== PROVIDED RECORDS ==

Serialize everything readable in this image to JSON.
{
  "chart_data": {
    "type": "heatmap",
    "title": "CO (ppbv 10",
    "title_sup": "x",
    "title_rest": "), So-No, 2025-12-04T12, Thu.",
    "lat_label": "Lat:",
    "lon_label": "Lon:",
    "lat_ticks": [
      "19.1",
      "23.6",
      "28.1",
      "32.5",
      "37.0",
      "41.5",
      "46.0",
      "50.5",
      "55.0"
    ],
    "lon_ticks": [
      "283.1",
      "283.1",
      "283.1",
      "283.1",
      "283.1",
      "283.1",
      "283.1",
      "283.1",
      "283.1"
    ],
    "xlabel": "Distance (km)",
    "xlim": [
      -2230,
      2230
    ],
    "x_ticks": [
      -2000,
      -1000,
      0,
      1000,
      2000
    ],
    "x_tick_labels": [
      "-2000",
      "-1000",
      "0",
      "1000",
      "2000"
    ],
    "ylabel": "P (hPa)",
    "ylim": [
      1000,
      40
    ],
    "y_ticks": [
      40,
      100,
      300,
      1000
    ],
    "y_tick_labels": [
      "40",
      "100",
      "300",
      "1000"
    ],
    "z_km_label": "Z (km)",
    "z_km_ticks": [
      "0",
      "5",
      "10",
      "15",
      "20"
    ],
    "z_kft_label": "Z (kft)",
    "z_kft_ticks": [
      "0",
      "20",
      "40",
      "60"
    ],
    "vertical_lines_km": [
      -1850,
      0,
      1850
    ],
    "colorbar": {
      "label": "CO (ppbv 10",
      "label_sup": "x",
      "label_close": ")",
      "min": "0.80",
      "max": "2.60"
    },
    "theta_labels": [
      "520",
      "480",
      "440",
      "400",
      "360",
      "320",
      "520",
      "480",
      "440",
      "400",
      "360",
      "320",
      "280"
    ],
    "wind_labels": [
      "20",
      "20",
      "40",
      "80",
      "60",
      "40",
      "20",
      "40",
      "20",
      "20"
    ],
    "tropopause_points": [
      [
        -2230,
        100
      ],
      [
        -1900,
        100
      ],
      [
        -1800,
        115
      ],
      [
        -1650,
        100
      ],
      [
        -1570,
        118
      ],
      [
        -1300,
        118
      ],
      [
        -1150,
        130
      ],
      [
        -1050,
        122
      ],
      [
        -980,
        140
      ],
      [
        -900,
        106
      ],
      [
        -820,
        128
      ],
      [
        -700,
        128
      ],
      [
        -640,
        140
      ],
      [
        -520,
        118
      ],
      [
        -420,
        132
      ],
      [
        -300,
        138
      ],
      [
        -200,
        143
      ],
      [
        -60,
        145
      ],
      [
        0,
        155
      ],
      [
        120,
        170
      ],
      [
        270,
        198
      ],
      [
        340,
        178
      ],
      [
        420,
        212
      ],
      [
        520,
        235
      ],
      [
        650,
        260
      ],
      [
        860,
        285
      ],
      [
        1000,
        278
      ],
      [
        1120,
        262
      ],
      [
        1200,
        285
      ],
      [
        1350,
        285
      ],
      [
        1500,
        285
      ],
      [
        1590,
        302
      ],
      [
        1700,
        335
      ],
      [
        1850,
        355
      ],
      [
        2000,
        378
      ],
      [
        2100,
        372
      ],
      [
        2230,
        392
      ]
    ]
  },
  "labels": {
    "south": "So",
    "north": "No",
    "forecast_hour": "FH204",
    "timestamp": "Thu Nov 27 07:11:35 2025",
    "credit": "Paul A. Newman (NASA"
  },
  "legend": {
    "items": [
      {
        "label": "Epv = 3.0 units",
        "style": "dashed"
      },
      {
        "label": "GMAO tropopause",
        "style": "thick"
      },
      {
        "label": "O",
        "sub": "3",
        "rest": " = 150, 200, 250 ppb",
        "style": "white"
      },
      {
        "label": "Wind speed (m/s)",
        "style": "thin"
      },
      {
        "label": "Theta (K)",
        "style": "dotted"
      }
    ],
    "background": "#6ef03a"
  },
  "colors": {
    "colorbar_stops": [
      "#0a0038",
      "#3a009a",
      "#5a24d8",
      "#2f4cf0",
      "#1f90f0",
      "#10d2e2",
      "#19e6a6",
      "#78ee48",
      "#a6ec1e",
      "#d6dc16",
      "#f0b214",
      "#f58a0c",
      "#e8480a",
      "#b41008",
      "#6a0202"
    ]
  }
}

===

Transcribe each entry precisely, missing none.

[RESULT]
Serialize everything readable in this image to JSON.
{
  "chart_data": {
    "type": "heatmap",
    "title": "CO (ppbv 10",
    "title_sup": "x",
    "title_rest": "), So-No, 2025-12-04T12, Thu.",
    "lat_label": "Lat:",
    "lon_label": "Lon:",
    "lat_ticks": [
      "19.1",
      "23.6",
      "28.1",
      "32.5",
      "37.0",
      "41.5",
      "46.0",
      "50.5",
      "55.0"
    ],
    "lon_ticks": [
      "283.1",
      "283.1",
      "283.1",
      "283.1",
      "283.1",
      "283.1",
      "283.1",
      "283.1",
      "283.1"
    ],
    "xlabel": "Distance (km)",
    "xlim": [
      -2230,
      2230
    ],
    "x_ticks": [
      -2000,
      -1000,
      0,
      1000,
      2000
    ],
    "x_tick_labels": [
      "-2000",
      "-1000",
      "0",
      "1000",
      "2000"
    ],
    "ylabel": "P (hPa)",
    "ylim": [
      1000,
      40
    ],
    "y_ticks": [
      40,
      100,
      300,
      1000
    ],
    "y_tick_labels": [
      "40",
      "100",
      "300",
      "1000"
    ],
    "z_km_label": "Z (km)",
    "z_km_ticks": [
      "0",
      "5",
      "10",
      "15",
      "20"
    ],
    "z_kft_label": "Z (kft)",
    "z_kft_ticks": [
      "0",
      "20",
      "40",
      "60"
    ],
    "vertical_lines_km": [
      -1850,
      0,
      1850
    ],
    "colorbar": {
      "label": "CO (ppbv 10",
      "label_sup": "x",
      "label_close": ")",
      "min": "0.80",
      "max": "2.60"
    },
    "theta_labels": [
      "520",
      "480",
      "440",
      "400",
      "360",
      "320",
      "520",
      "480",
      "440",
      "400",
      "360",
      "320",
      "280"
    ],
    "wind_labels": [
      "20",
      "20",
      "40",
      "80",
      "60",
      "40",
      "20",
      "40",
      "20",
      "20"
    ],
    "tropopause_points": [
      [
        -2230,
        100
      ],
      [
        -1900,
        100
      ],
      [
        -1800,
        115
      ],
      [
        -1650,
        100
      ],
      [
        -1570,
        118
      ],
      [
        -1300,
        118
      ],
      [
        -1150,
        130
      ],
      [
        -1050,
        122
      ],
      [
        -980,
        140
      ],
      [
        -900,
        106
      ],
      [
        -820,
        128
      ],
      [
        -700,
        128
      ],
      [
        -640,
        140
      ],
      [
        -520,
        118
      ],
      [
        -420,
        132
      ],
      [
        -300,
        138
      ],
      [
        -200,
        143
      ],
      [
        -60,
        145
      ],
      [
        0,
        155
      ],
      [
        120,
        170
      ],
      [
        270,
        198
      ],
      [
        340,
        178
      ],
      [
        420,
        212
      ],
      [
        520,
        235
      ],
      [
        650,
        260
      ],
      [
        860,
        285
      ],
      [
        1000,
        278
      ],
      [
        1120,
        262
      ],
      [
        1200,
        285
      ],
      [
        1350,
        285
      ],
      [
        1500,
        285
      ],
      [
        1590,
        302
      ],
      [
        1700,
        335
      ],
      [
        1850,
        355
      ],
      [
        2000,
        378
      ],
      [
        2100,
        372
      ],
      [
        2230,
        392
      ]
    ]
  },
  "labels": {
    "south": "So",
    "north": "No",
    "forecast_hour": "FH204",
    "timestamp": "Thu Nov 27 07:11:35 2025",
    "credit": "Paul A. Newman (NASA"
  },
  "legend": {
    "items": [
      {
        "label": "Epv = 3.0 units",
        "style": "dashed"
      },
      {
        "label": "GMAO tropopause",
        "style": "thick"
      },
      {
        "label": "O",
        "sub": "3",
        "rest": " = 150, 200, 250 ppb",
        "style": "white"
      },
      {
        "label": "Wind speed (m/s)",
        "style": "thin"
      },
      {
        "label": "Theta (K)",
        "style": "dotted"
      }
    ],
    "background": "#6ef03a"
  },
  "colors": {
    "colorbar_stops": [
      "#0a0038",
      "#3a009a",
      "#5a24d8",
      "#2f4cf0",
      "#1f90f0",
      "#10d2e2",
      "#19e6a6",
      "#78ee48",
      "#a6ec1e",
      "#d6dc16",
      "#f0b214",
      "#f58a0c",
      "#e8480a",
      "#b41008",
      "#6a0202"
    ]
  }
}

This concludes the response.